*** Records

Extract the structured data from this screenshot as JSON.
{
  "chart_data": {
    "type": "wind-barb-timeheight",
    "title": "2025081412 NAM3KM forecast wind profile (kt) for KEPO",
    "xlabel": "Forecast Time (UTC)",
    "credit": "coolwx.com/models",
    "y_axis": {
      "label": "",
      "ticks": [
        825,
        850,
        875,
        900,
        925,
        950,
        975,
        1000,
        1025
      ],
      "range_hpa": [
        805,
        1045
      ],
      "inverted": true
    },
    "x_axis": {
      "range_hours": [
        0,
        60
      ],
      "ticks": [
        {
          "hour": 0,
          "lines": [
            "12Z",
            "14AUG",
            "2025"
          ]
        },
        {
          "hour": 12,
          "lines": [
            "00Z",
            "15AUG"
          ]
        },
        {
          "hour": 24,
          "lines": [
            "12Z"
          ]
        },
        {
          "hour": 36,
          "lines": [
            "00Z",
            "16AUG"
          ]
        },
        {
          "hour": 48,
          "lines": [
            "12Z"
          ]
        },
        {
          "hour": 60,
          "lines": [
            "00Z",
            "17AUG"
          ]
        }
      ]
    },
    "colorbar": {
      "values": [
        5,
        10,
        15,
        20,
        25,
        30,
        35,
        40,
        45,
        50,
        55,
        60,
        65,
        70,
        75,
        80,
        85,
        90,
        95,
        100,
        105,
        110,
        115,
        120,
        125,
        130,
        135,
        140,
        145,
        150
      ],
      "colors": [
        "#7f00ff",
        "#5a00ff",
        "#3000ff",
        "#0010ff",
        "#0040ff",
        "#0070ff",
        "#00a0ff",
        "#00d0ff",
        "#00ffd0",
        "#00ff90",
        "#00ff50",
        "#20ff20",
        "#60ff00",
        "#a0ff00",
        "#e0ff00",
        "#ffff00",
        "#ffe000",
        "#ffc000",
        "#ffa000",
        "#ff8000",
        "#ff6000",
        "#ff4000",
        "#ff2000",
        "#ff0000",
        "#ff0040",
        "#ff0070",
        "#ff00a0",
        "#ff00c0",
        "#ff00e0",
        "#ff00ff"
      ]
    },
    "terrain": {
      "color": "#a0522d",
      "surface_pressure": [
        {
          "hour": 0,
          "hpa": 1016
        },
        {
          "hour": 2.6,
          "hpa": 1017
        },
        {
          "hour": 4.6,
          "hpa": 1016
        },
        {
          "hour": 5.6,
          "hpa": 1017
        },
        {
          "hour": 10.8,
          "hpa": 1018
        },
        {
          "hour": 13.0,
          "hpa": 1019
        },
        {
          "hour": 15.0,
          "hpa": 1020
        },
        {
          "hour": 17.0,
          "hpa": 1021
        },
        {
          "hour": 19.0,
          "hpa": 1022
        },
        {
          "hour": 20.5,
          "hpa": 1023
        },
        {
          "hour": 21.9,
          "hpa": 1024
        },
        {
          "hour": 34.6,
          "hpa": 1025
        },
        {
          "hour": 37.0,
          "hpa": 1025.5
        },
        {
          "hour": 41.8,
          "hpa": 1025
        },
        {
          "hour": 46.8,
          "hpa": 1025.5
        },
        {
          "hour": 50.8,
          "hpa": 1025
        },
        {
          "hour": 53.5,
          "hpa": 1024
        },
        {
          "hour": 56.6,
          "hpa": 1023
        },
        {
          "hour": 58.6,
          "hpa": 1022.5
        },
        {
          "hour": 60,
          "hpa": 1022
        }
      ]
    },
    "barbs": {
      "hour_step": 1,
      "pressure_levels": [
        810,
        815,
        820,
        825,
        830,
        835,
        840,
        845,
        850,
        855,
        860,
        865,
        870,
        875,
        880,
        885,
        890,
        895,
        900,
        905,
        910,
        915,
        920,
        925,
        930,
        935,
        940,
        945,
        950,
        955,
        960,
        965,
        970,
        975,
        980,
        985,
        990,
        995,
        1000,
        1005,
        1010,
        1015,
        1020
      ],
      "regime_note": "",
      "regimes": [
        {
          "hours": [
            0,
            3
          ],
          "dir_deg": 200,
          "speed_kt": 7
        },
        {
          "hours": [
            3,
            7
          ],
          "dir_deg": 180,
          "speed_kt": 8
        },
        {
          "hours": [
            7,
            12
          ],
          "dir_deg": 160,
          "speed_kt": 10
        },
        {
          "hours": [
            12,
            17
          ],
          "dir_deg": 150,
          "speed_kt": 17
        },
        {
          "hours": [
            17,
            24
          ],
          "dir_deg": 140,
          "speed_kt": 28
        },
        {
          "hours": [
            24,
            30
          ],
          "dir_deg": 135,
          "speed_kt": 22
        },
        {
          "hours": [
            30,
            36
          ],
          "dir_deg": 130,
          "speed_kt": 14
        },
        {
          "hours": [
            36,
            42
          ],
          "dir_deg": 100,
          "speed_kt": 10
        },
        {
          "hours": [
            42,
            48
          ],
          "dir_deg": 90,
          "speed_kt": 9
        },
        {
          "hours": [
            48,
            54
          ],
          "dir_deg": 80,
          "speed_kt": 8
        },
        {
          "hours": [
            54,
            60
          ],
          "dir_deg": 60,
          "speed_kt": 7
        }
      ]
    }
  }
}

******

• **What this task involves**
Write out the entries above once more, without altering anything.

• **Task answer**
Extract the structured data from this screenshot as JSON.
{
  "chart_data": {
    "type": "wind-barb-timeheight",
    "title": "2025081412 NAM3KM forecast wind profile (kt) for KEPO",
    "xlabel": "Forecast Time (UTC)",
    "credit": "coolwx.com/models",
    "y_axis": {
      "label": "",
      "ticks": [
        825,
        850,
        875,
        900,
        925,
        950,
        975,
        1000,
        1025
      ],
      "range_hpa": [
        805,
        1045
      ],
      "inverted": true
    },
    "x_axis": {
      "range_hours": [
        0,
        60
      ],
      "ticks": [
        {
          "hour": 0,
          "lines": [
            "12Z",
            "14AUG",
            "2025"
          ]
        },
        {
          "hour": 12,
          "lines": [
            "00Z",
            "15AUG"
          ]
        },
        {
          "hour": 24,
          "lines": [
            "12Z"
          ]
        },
        {
          "hour": 36,
          "lines": [
            "00Z",
            "16AUG"
          ]
        },
        {
          "hour": 48,
          "lines": [
            "12Z"
          ]
        },
        {
          "hour": 60,
          "lines": [
            "00Z",
            "17AUG"
          ]
        }
      ]
    },
    "colorbar": {
      "values": [
        5,
        10,
        15,
        20,
        25,
        30,
        35,
        40,
        45,
        50,
        55,
        60,
        65,
        70,
        75,
        80,
        85,
        90,
        95,
        100,
        105,
        110,
        115,
        120,
        125,
        130,
        135,
        140,
        145,
        150
      ],
      "colors": [
        "#7f00ff",
        "#5a00ff",
        "#3000ff",
        "#0010ff",
        "#0040ff",
        "#0070ff",
        "#00a0ff",
        "#00d0ff",
        "#00ffd0",
        "#00ff90",
        "#00ff50",
        "#20ff20",
        "#60ff00",
        "#a0ff00",
        "#e0ff00",
        "#ffff00",
        "#ffe000",
        "#ffc000",
        "#ffa000",
        "#ff8000",
        "#ff6000",
        "#ff4000",
        "#ff2000",
        "#ff0000",
        "#ff0040",
        "#ff0070",
        "#ff00a0",
        "#ff00c0",
        "#ff00e0",
        "#ff00ff"
      ]
    },
    "terrain": {
      "color": "#a0522d",
      "surface_pressure": [
        {
          "hour": 0,
          "hpa": 1016
        },
        {
          "hour": 2.6,
          "hpa": 1017
        },
        {
          "hour": 4.6,
          "hpa": 1016
        },
        {
          "hour": 5.6,
          "hpa": 1017
        },
        {
          "hour": 10.8,
          "hpa": 1018
        },
        {
          "hour": 13.0,
          "hpa": 1019
        },
        {
          "hour": 15.0,
          "hpa": 1020
        },
        {
          "hour": 17.0,
          "hpa": 1021
        },
        {
          "hour": 19.0,
          "hpa": 1022
        },
        {
          "hour": 20.5,
          "hpa": 1023
        },
        {
          "hour": 21.9,
          "hpa": 1024
        },
        {
          "hour": 34.6,
          "hpa": 1025
        },
        {
          "hour": 37.0,
          "hpa": 1025.5
        },
        {
          "hour": 41.8,
          "hpa": 1025
        },
        {
          "hour": 46.8,
          "hpa": 1025.5
        },
        {
          "hour": 50.8,
          "hpa": 1025
        },
        {
          "hour": 53.5,
          "hpa": 1024
        },
        {
          "hour": 56.6,
          "hpa": 1023
        },
        {
          "hour": 58.6,
          "hpa": 1022.5
        },
        {
          "hour": 60,
          "hpa": 1022
        }
      ]
    },
    "barbs": {
      "hour_step": 1,
      "pressure_levels": [
        810,
        815,
        820,
        825,
        830,
        835,
        840,
        845,
        850,
        855,
        860,
        865,
        870,
        875,
        880,
        885,
        890,
        895,
        900,
        905,
        910,
        915,
        920,
        925,
        930,
        935,
        940,
        945,
        950,
        955,
        960,
        965,
        970,
        975,
        980,
        985,
        990,
        995,
        1000,
        1005,
        1010,
        1015,
        1020
      ],
      "regime_note": "",
      "regimes": [
        {
          "hours": [
            0,
            3
          ],
          "dir_deg": 200,
          "speed_kt": 7
        },
        {
          "hours": [
            3,
            7
          ],
          "dir_deg": 180,
          "speed_kt": 8
        },
        {
          "hours": [
            7,
            12
          ],
          "dir_deg": 160,
          "speed_kt": 10
        },
        {
          "hours": [
            12,
            17
          ],
          "dir_deg": 150,
          "speed_kt": 17
        },
        {
          "hours": [
            17,
            24
          ],
          "dir_deg": 140,
          "speed_kt": 28
        },
        {
          "hours": [
            24,
            30
          ],
          "dir_deg": 135,
          "speed_kt": 22
        },
        {
          "hours": [
            30,
            36
          ],
          "dir_deg": 130,
          "speed_kt": 14
        },
        {
          "hours": [
            36,
            42
          ],
          "dir_deg": 100,
          "speed_kt": 10
        },
        {
          "hours": [
            42,
            48
          ],
          "dir_deg": 90,
          "speed_kt": 9
        },
        {
          "hours": [
            48,
            54
          ],
          "dir_deg": 80,
          "speed_kt": 8
        },
        {
          "hours": [
            54,
            60
          ],
          "dir_deg": 60,
          "speed_kt": 7
        }
      ]
    }
  }
}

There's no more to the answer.